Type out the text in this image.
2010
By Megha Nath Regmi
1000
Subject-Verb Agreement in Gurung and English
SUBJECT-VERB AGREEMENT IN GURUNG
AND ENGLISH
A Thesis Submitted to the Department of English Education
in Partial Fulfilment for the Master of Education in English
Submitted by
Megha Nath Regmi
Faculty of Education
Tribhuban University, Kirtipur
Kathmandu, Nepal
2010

◇ ◇ ◇ ◇

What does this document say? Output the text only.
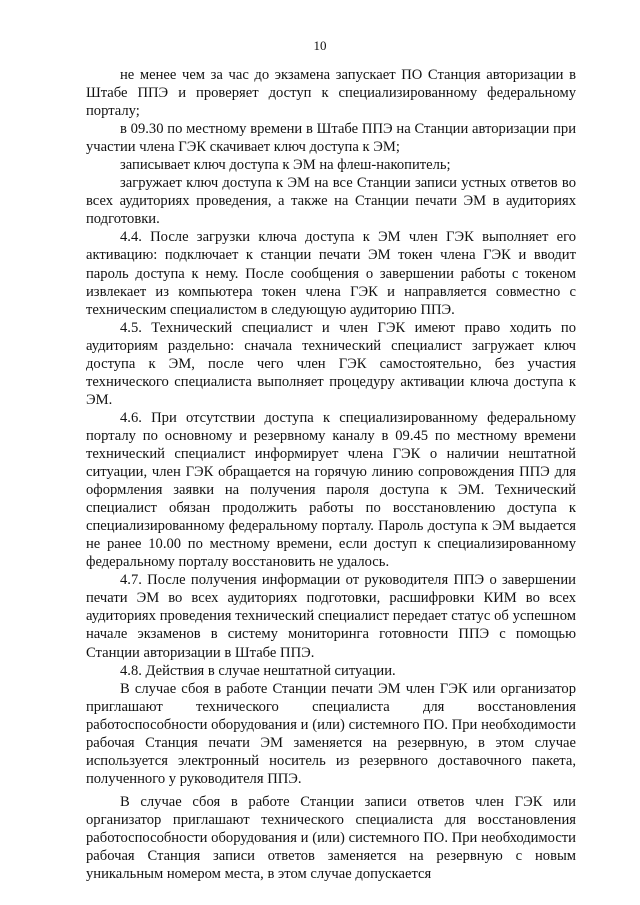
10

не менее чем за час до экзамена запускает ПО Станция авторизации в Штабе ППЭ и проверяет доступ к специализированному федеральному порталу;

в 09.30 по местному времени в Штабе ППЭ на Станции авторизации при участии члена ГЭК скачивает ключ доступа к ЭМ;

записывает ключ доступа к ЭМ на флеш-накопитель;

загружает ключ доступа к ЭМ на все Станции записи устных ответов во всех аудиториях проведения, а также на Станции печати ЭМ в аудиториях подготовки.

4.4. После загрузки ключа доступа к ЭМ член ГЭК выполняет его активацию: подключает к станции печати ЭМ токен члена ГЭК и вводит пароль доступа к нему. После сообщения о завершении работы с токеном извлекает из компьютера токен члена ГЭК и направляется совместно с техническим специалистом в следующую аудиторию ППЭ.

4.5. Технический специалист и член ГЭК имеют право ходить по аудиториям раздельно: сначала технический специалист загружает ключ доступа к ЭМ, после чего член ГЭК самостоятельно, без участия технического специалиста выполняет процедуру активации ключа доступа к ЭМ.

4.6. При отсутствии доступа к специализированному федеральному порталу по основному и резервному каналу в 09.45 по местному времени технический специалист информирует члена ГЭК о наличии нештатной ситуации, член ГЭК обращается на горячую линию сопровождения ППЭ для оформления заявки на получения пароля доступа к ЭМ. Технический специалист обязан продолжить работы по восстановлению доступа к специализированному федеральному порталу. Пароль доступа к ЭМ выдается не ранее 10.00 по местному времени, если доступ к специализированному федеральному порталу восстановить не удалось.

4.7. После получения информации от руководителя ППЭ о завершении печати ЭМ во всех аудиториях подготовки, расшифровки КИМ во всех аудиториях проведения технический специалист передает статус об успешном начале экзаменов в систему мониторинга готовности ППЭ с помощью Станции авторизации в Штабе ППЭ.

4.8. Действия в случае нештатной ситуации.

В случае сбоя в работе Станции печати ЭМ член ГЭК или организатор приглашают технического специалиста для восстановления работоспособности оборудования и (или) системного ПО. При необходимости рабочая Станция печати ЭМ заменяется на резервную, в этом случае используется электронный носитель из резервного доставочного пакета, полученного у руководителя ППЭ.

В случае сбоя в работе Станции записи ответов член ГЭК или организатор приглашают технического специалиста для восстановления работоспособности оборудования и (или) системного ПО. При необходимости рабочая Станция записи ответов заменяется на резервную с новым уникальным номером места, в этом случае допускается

◇ ◇ ◇ ◇

Copy and report every line where the word "заменяется" is present.

В случае сбоя в работе Станции печати ЭМ член ГЭК или организатор приглашают технического специалиста для восстановления работоспособности оборудования и (или) системного ПО. При необходимости рабочая Станция печати ЭМ заменяется на резервную, в этом случае используется электронный носитель из резервного доставочного пакета, полученного у руководителя ППЭ.
В случае сбоя в работе Станции записи ответов член ГЭК или организатор приглашают технического специалиста для восстановления работоспособности оборудования и (или) системного ПО. При необходимости рабочая Станция записи ответов заменяется на резервную с новым уникальным номером места, в этом случае допускается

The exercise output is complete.